— START RECORDS FOR THE EXERCISE —

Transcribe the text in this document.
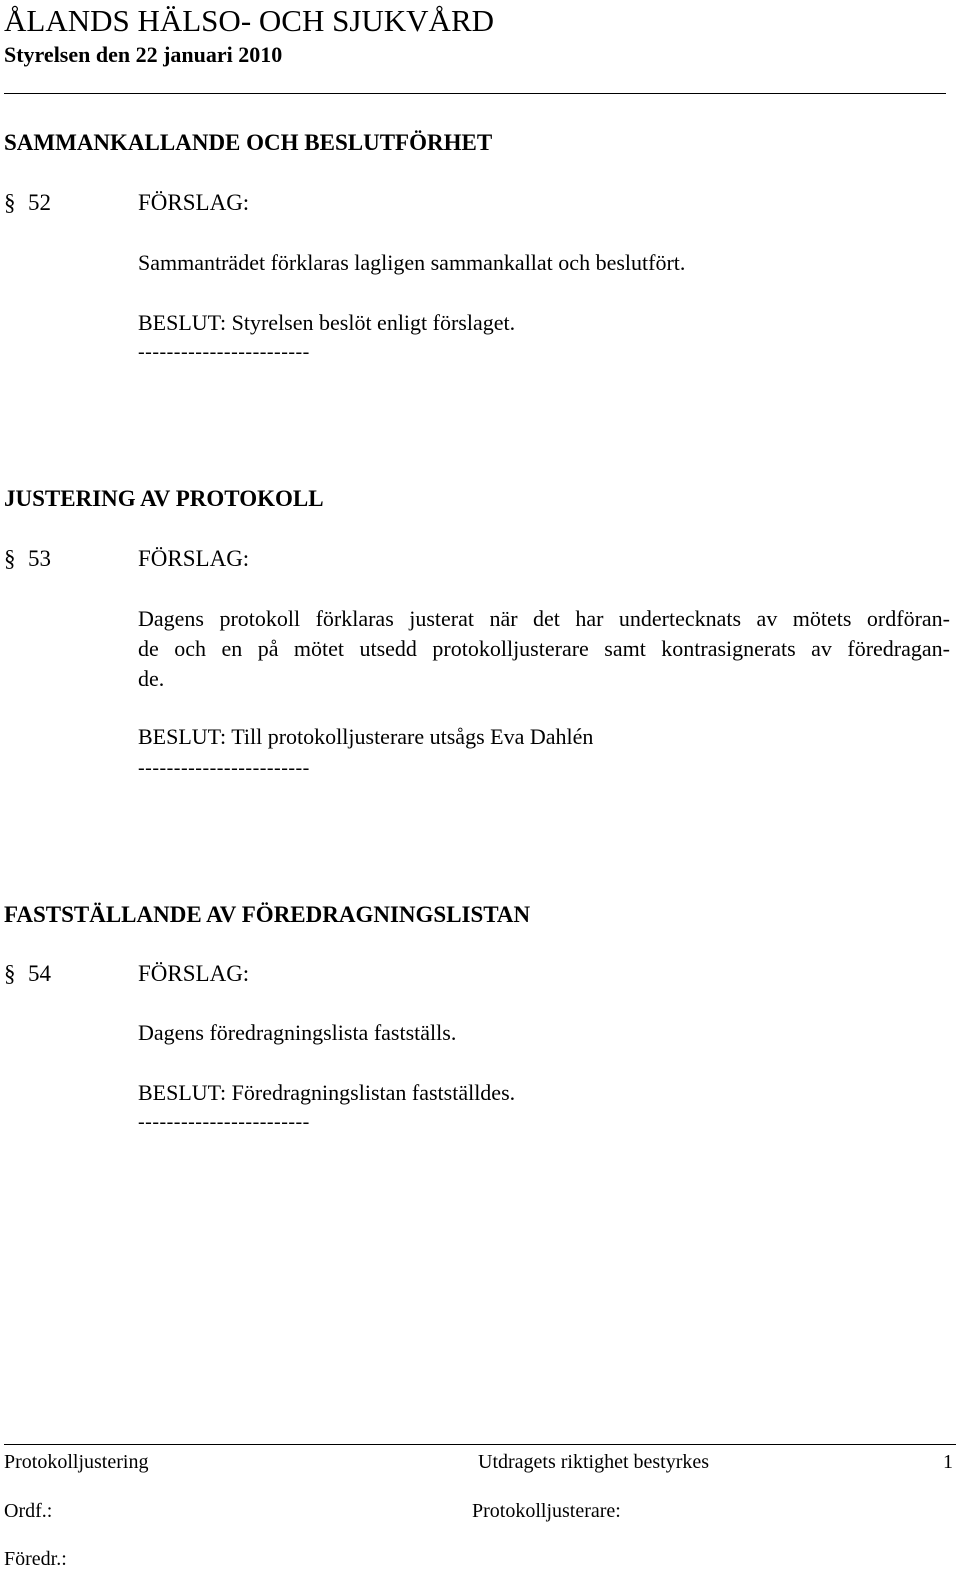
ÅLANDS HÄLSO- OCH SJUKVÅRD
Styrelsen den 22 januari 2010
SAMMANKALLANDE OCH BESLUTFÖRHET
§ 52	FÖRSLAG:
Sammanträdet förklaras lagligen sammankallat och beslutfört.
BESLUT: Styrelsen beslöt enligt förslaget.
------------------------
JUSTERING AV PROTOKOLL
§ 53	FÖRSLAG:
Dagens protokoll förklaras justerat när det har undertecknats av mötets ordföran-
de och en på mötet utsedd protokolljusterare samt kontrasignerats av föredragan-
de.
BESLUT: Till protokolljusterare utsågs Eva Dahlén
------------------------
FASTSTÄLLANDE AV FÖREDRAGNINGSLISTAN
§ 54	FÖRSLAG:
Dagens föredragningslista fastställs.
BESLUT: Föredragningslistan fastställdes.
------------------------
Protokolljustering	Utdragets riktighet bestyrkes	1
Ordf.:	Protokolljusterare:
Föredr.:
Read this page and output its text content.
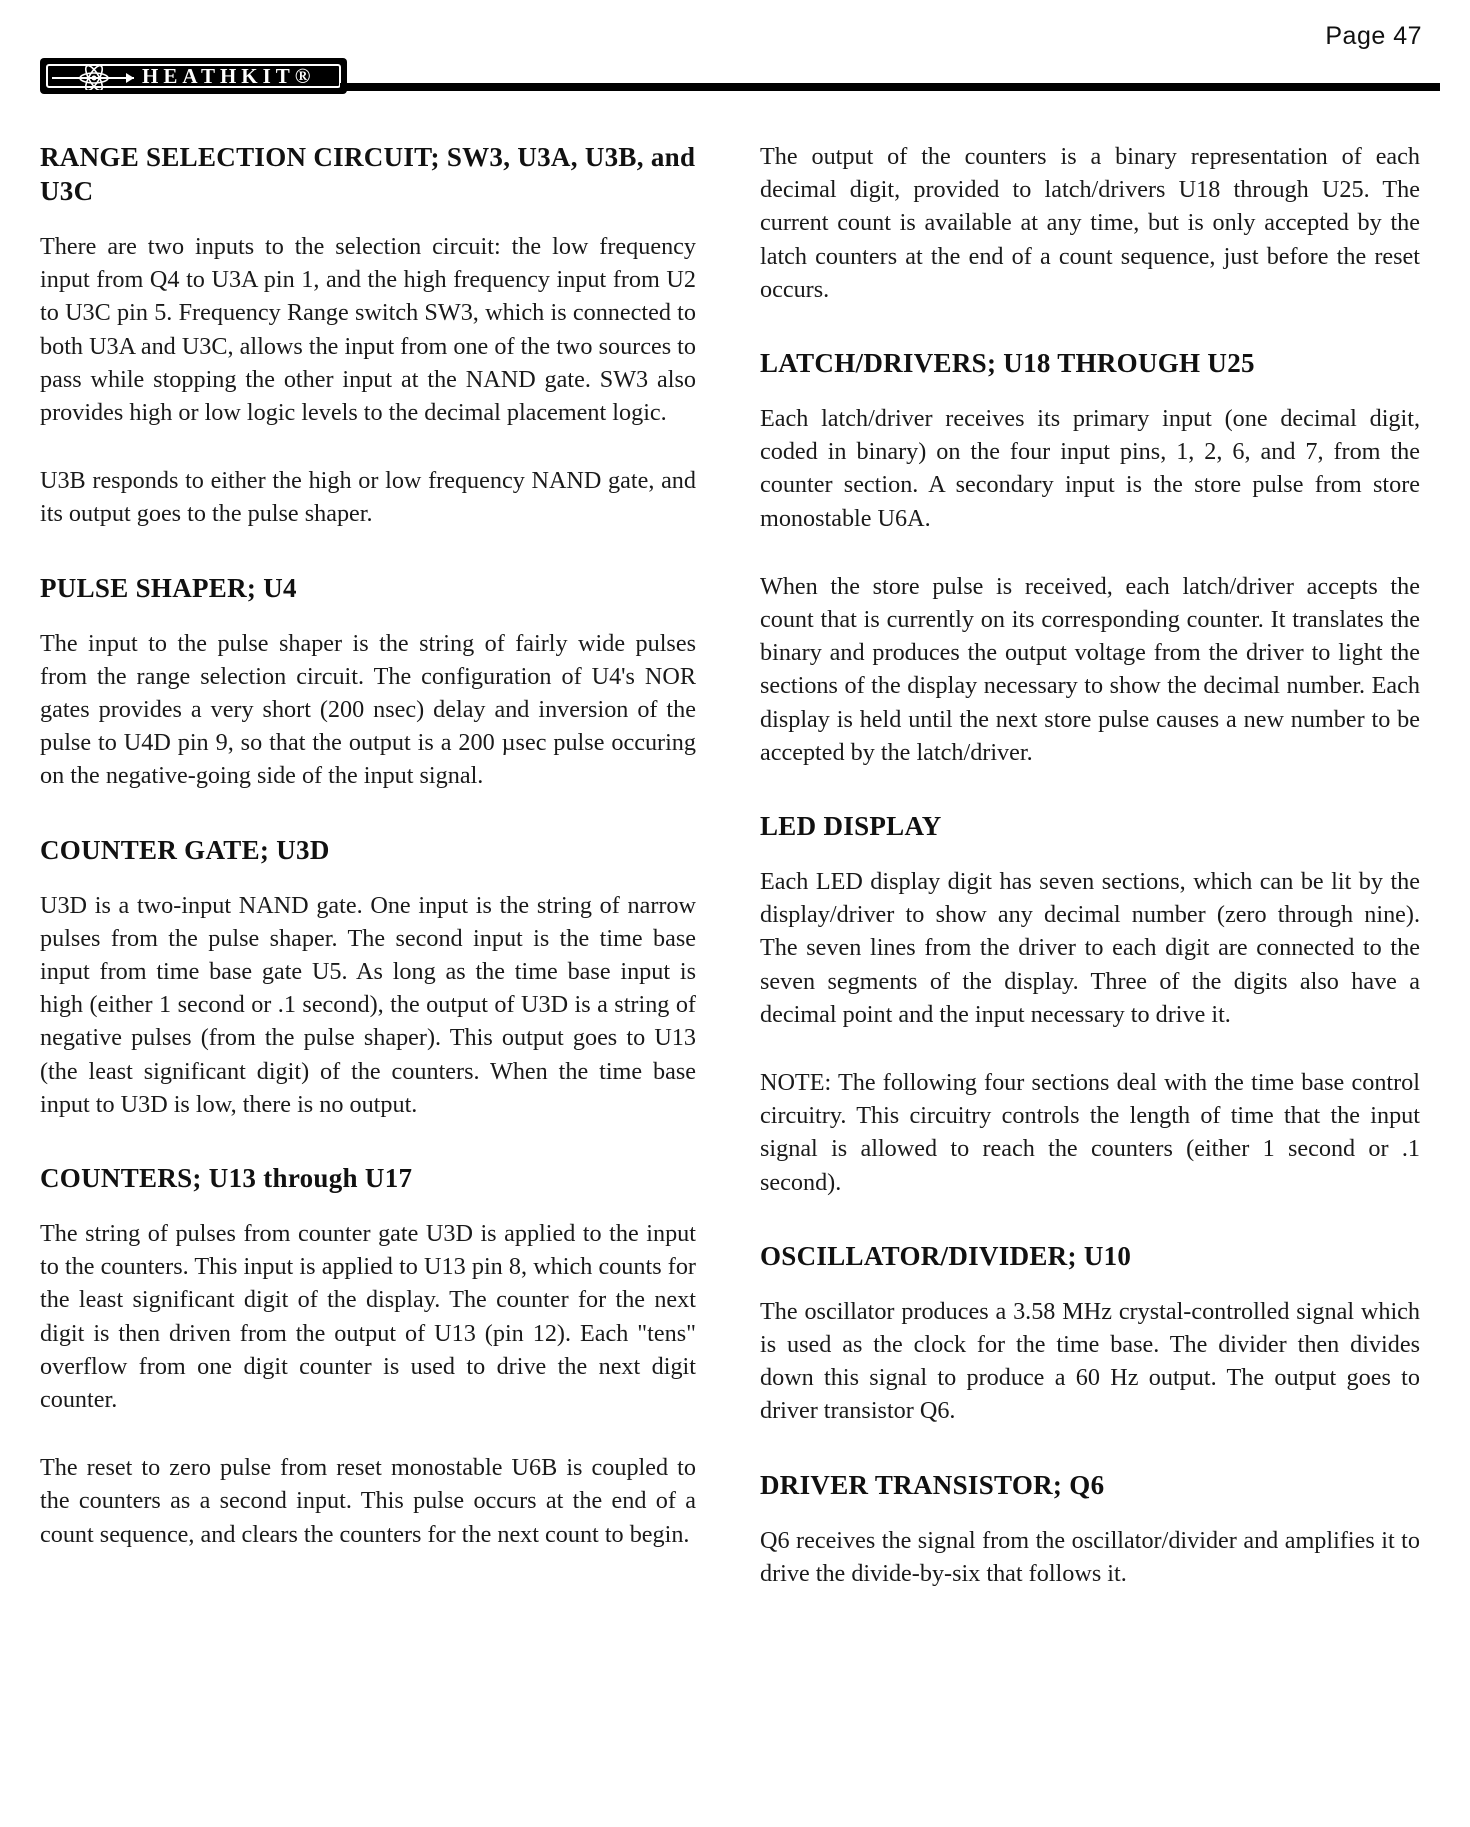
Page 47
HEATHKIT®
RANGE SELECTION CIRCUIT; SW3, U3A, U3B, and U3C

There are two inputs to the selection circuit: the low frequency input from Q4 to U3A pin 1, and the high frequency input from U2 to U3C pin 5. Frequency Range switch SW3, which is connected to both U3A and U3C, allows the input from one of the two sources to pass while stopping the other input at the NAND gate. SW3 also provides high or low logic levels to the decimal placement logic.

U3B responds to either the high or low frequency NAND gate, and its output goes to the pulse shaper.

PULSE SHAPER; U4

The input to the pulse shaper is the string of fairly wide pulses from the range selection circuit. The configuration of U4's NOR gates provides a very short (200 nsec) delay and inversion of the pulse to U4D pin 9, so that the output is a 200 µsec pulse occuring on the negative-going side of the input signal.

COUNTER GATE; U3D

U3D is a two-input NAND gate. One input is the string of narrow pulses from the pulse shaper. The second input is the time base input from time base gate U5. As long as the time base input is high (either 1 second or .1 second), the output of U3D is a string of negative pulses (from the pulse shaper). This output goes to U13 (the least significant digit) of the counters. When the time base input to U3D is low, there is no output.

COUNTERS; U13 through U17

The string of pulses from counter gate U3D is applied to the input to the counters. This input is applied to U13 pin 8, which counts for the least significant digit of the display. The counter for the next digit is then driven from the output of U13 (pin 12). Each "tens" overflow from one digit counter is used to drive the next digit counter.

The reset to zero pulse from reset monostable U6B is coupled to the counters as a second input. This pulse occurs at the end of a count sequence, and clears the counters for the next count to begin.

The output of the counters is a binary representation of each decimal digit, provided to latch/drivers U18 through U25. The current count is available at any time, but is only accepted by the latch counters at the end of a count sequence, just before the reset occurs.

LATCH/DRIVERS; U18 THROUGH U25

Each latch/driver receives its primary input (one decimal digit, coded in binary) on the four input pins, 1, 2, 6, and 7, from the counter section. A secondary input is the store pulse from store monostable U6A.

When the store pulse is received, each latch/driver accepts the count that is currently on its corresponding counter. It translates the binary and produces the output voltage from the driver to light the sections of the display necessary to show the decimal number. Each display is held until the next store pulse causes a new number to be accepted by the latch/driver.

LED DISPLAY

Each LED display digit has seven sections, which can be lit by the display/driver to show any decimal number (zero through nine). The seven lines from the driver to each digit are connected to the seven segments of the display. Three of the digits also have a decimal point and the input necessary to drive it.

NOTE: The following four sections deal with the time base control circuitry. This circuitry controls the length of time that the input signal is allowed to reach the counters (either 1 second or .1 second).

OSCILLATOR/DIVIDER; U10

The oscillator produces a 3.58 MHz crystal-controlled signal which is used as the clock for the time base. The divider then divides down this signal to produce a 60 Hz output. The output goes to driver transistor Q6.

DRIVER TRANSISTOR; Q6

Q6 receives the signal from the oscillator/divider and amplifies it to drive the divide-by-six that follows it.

— END RECORDS FOR THE EXERCISE —
— START RECORDS FOR THE EXERCISE —

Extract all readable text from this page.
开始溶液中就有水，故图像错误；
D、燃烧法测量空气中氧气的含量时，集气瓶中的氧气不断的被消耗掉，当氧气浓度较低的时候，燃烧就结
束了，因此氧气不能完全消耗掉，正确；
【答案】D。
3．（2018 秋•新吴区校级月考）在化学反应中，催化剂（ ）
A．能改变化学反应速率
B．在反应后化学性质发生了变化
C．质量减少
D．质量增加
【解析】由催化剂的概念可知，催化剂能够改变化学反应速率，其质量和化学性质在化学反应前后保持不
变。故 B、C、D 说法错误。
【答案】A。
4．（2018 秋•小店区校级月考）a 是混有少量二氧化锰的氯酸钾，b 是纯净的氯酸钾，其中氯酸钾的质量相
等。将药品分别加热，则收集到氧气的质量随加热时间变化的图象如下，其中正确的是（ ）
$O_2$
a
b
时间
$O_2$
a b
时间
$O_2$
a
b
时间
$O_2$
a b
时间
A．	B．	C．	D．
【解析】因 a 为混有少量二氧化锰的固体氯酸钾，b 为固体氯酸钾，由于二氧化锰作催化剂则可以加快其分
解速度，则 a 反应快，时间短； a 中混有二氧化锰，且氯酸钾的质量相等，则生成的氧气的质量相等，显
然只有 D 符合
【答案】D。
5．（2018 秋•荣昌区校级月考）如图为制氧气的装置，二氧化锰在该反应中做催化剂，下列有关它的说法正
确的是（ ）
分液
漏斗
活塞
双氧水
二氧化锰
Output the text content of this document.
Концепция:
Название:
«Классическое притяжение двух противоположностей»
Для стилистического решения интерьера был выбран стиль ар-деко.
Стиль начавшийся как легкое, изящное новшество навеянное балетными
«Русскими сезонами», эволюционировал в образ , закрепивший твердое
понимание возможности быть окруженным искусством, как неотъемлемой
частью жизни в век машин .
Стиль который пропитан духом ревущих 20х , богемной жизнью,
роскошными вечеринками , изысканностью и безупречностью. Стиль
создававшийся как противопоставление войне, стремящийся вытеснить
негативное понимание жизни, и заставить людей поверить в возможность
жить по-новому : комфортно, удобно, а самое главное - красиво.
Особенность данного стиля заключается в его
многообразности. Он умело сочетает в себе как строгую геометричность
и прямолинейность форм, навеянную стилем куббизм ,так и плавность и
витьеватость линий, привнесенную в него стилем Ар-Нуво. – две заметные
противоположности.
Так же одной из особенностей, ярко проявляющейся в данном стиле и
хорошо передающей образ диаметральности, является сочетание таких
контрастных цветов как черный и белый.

— END RECORDS FOR THE EXERCISE —
— START RECORDS FOR THE EXERCISE —

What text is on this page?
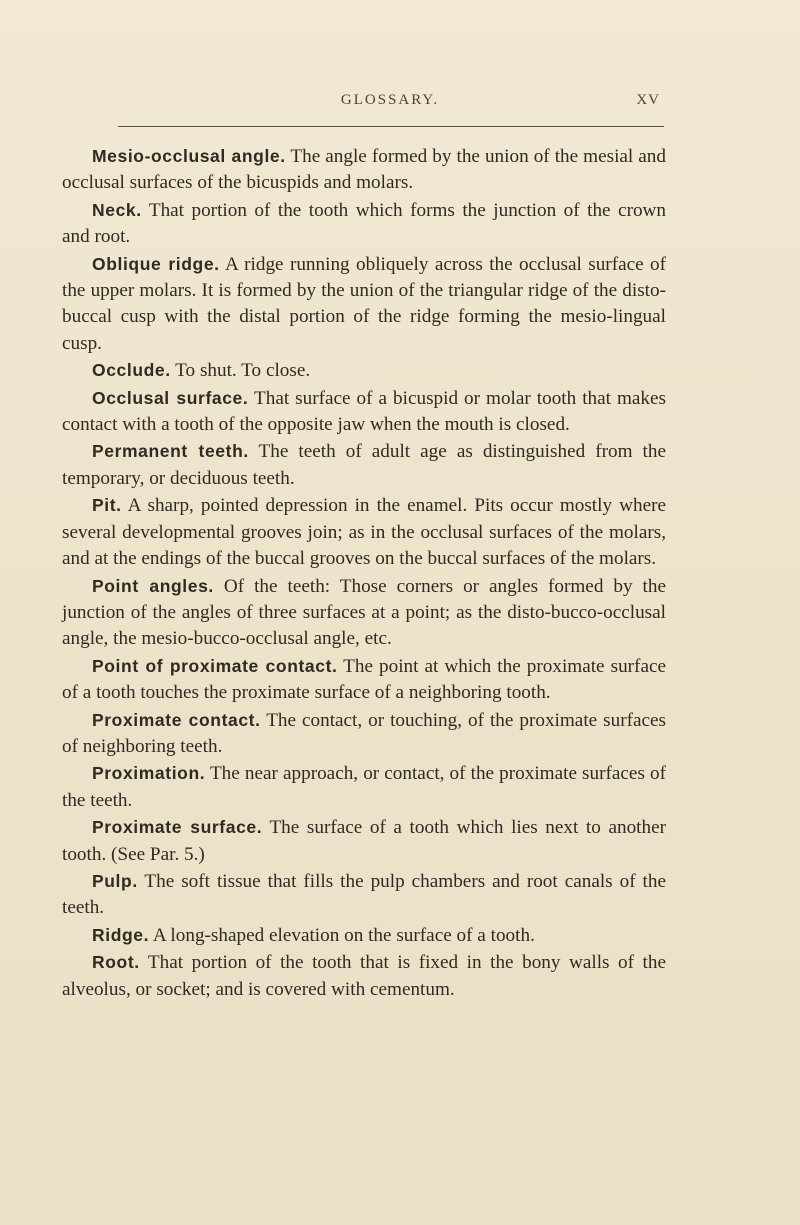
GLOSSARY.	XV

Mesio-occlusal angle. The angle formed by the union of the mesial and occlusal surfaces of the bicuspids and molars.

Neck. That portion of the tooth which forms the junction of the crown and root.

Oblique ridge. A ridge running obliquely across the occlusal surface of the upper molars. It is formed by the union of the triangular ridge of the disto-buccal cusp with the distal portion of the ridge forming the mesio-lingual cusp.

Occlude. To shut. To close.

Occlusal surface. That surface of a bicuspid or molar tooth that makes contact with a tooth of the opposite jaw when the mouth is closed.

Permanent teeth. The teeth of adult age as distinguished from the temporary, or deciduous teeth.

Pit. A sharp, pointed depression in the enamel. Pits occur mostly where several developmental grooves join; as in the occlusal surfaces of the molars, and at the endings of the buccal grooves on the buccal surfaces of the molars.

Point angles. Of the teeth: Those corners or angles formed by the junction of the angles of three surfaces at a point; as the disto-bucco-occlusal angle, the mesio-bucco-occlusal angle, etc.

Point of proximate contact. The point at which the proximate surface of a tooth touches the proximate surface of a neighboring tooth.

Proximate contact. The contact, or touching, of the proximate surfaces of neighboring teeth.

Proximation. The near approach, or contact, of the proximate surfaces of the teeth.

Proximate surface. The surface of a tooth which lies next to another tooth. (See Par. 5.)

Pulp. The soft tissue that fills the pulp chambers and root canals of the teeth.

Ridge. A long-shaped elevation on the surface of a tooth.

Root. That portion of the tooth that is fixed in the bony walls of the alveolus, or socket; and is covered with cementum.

— END RECORDS FOR THE EXERCISE —

> _WHAT TO DO_
Every line in the data above that contains "monostable" needs to be copied.

> _THE REPLY_
The reset to zero pulse from reset monostable U6B is coupled to the counters as a second input. This pulse occurs at the end of a count sequence, and clears the counters for the next count to begin.
Each latch/driver receives its primary input (one decimal digit, coded in binary) on the four input pins, 1, 2, 6, and 7, from the counter section. A secondary input is the store pulse from store monostable U6A.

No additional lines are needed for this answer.